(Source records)
## Begin
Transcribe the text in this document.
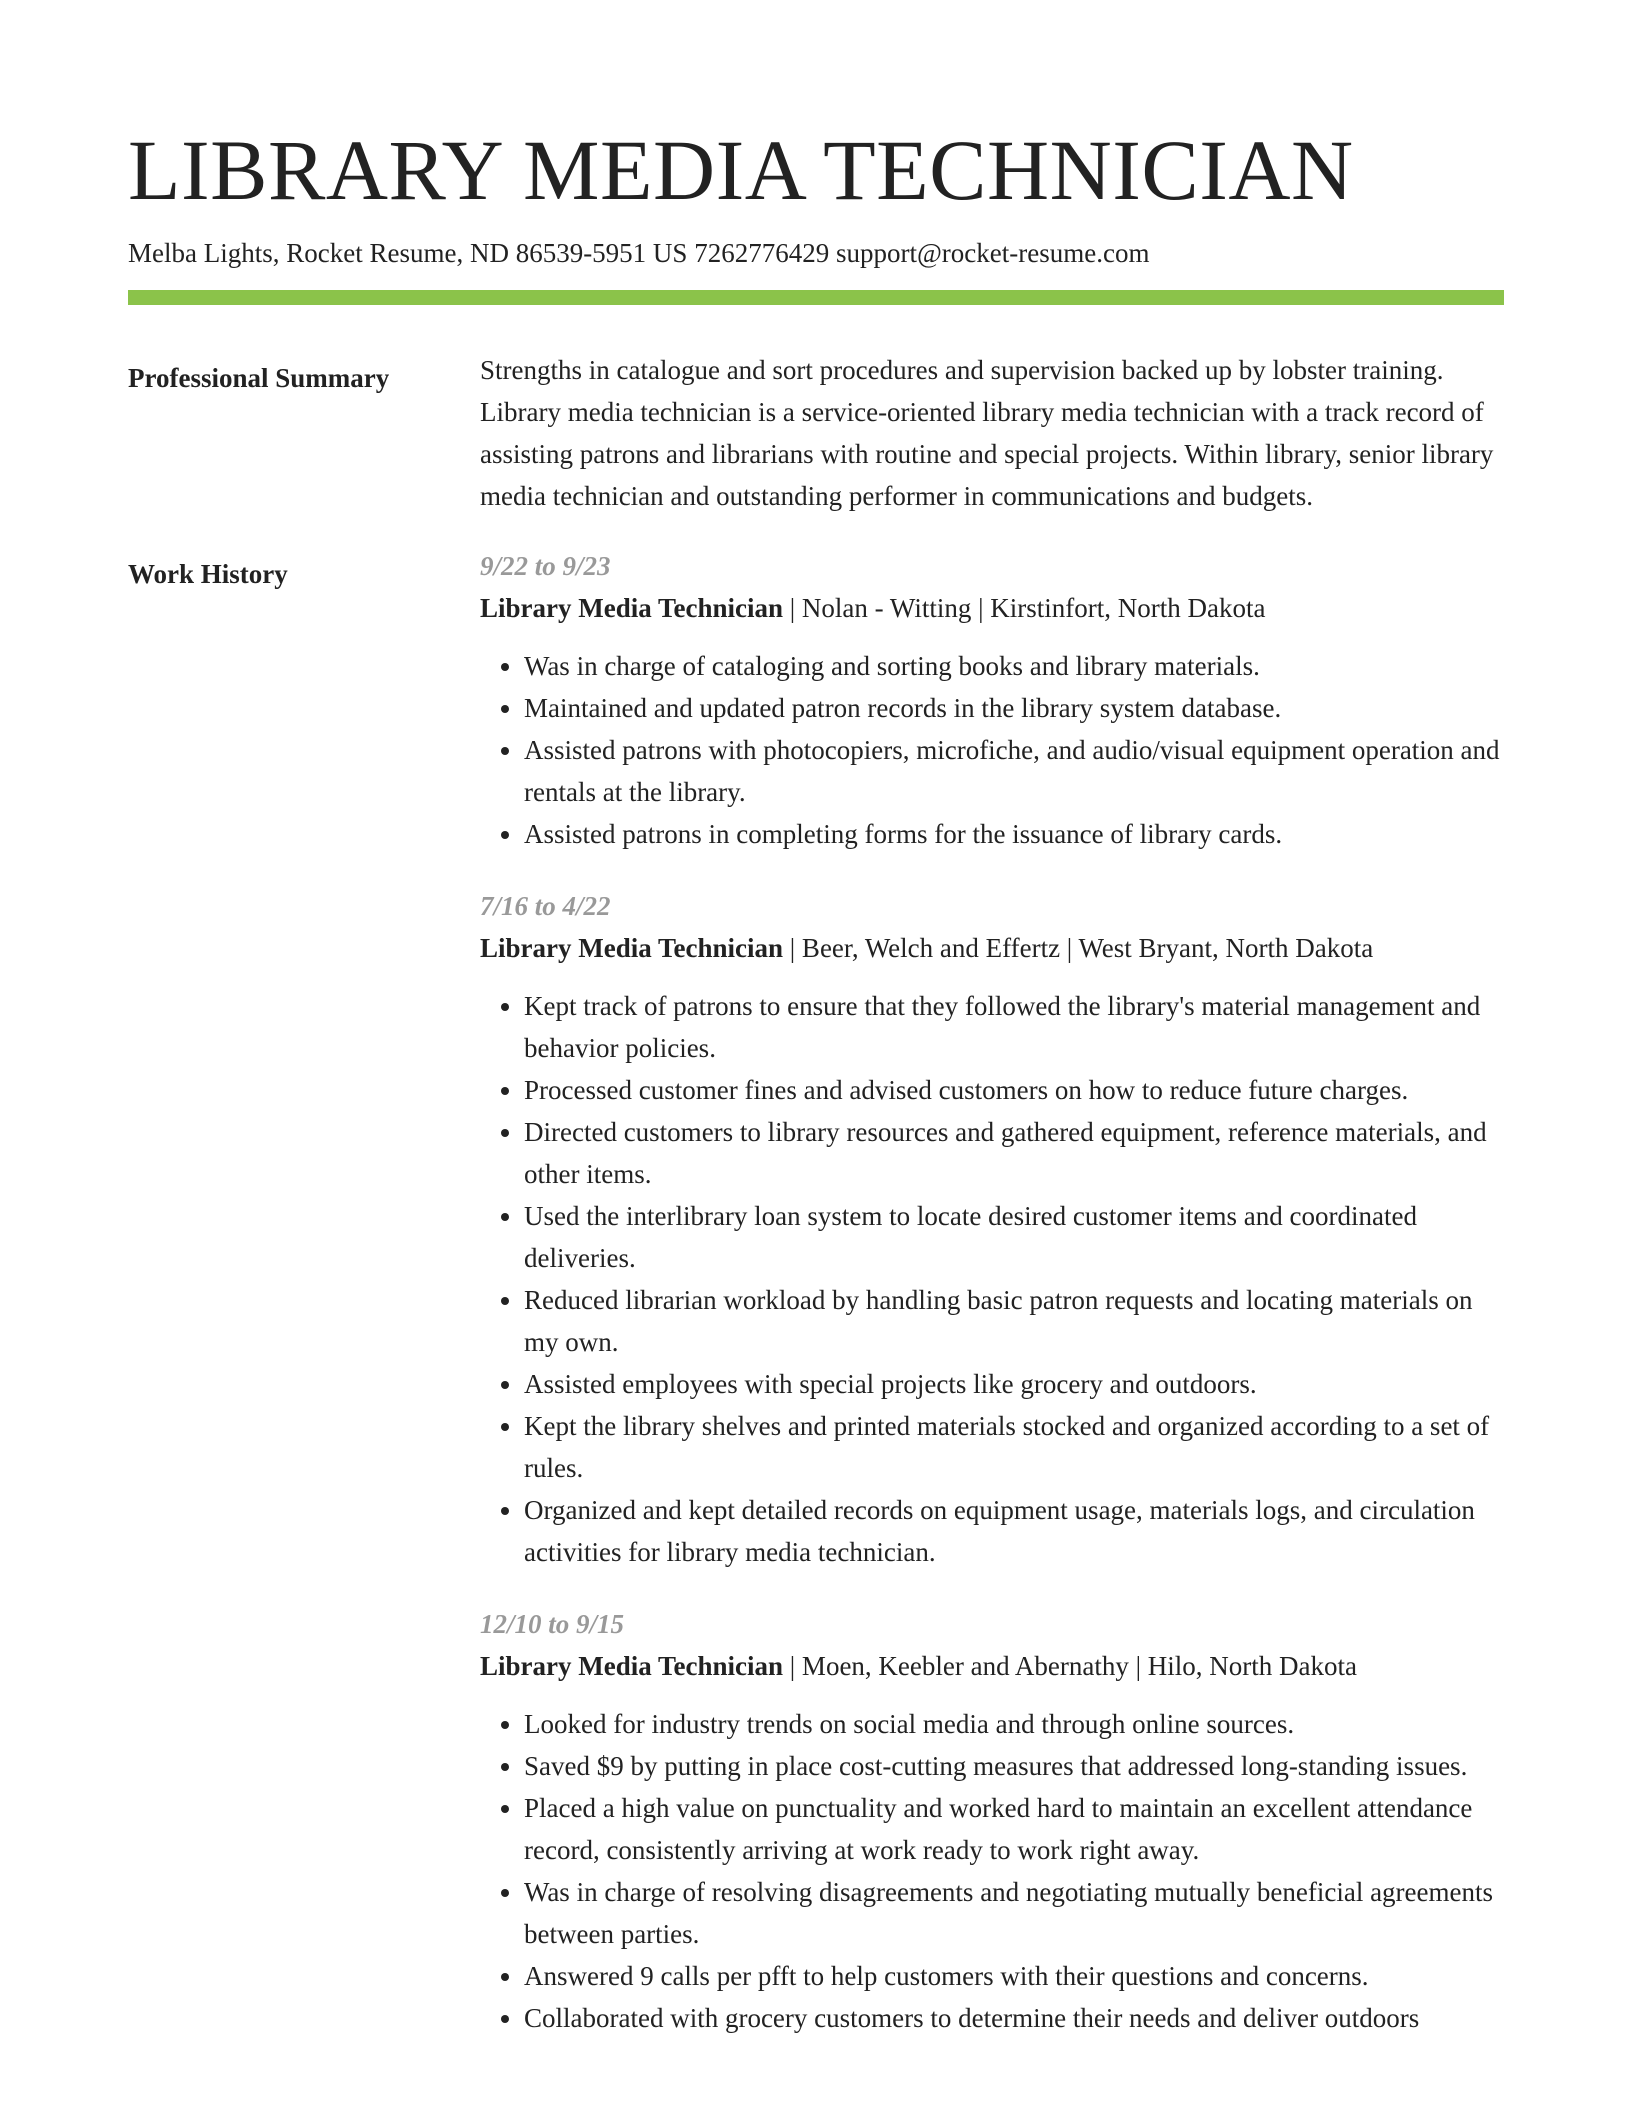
LIBRARY MEDIA TECHNICIAN
Melba Lights, Rocket Resume, ND 86539-5951 US 7262776429 support@rocket-resume.com
Professional Summary	Strengths in catalogue and sort procedures and supervision backed up by lobster training. Library media technician is a service-oriented library media technician with a track record of assisting patrons and librarians with routine and special projects. Within library, senior library media technician and outstanding performer in communications and budgets.

Work History	9/22 to 9/23
Library Media Technician | Nolan - Witting | Kirstinfort, North Dakota
• Was in charge of cataloging and sorting books and library materials.
• Maintained and updated patron records in the library system database.
• Assisted patrons with photocopiers, microfiche, and audio/visual equipment operation and rentals at the library.
• Assisted patrons in completing forms for the issuance of library cards.
7/16 to 4/22
Library Media Technician | Beer, Welch and Effertz | West Bryant, North Dakota
• Kept track of patrons to ensure that they followed the library's material management and behavior policies.
• Processed customer fines and advised customers on how to reduce future charges.
• Directed customers to library resources and gathered equipment, reference materials, and other items.
• Used the interlibrary loan system to locate desired customer items and coordinated deliveries.
• Reduced librarian workload by handling basic patron requests and locating materials on my own.
• Assisted employees with special projects like grocery and outdoors.
• Kept the library shelves and printed materials stocked and organized according to a set of rules.
• Organized and kept detailed records on equipment usage, materials logs, and circulation activities for library media technician.
12/10 to 9/15
Library Media Technician | Moen, Keebler and Abernathy | Hilo, North Dakota
• Looked for industry trends on social media and through online sources.
• Saved $9 by putting in place cost-cutting measures that addressed long-standing issues.
• Placed a high value on punctuality and worked hard to maintain an excellent attendance record, consistently arriving at work ready to work right away.
• Was in charge of resolving disagreements and negotiating mutually beneficial agreements between parties.
• Answered 9 calls per pfft to help customers with their questions and concerns.
• Collaborated with grocery customers to determine their needs and deliver outdoors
## End
Exactly as written, return every line of the listing, but not the pictures.

Written reply ::
Transcribe the text in this document.
LIBRARY MEDIA TECHNICIAN
Melba Lights, Rocket Resume, ND 86539-5951 US 7262776429 support@rocket-resume.com
Professional Summary	Strengths in catalogue and sort procedures and supervision backed up by lobster training. Library media technician is a service-oriented library media technician with a track record of assisting patrons and librarians with routine and special projects. Within library, senior library media technician and outstanding performer in communications and budgets.

Work History	9/22 to 9/23
Library Media Technician | Nolan - Witting | Kirstinfort, North Dakota
• Was in charge of cataloging and sorting books and library materials.
• Maintained and updated patron records in the library system database.
• Assisted patrons with photocopiers, microfiche, and audio/visual equipment operation and rentals at the library.
• Assisted patrons in completing forms for the issuance of library cards.
7/16 to 4/22
Library Media Technician | Beer, Welch and Effertz | West Bryant, North Dakota
• Kept track of patrons to ensure that they followed the library's material management and behavior policies.
• Processed customer fines and advised customers on how to reduce future charges.
• Directed customers to library resources and gathered equipment, reference materials, and other items.
• Used the interlibrary loan system to locate desired customer items and coordinated deliveries.
• Reduced librarian workload by handling basic patron requests and locating materials on my own.
• Assisted employees with special projects like grocery and outdoors.
• Kept the library shelves and printed materials stocked and organized according to a set of rules.
• Organized and kept detailed records on equipment usage, materials logs, and circulation activities for library media technician.
12/10 to 9/15
Library Media Technician | Moen, Keebler and Abernathy | Hilo, North Dakota
• Looked for industry trends on social media and through online sources.
• Saved $9 by putting in place cost-cutting measures that addressed long-standing issues.
• Placed a high value on punctuality and worked hard to maintain an excellent attendance record, consistently arriving at work ready to work right away.
• Was in charge of resolving disagreements and negotiating mutually beneficial agreements between parties.
• Answered 9 calls per pfft to help customers with their questions and concerns.
• Collaborated with grocery customers to determine their needs and deliver outdoors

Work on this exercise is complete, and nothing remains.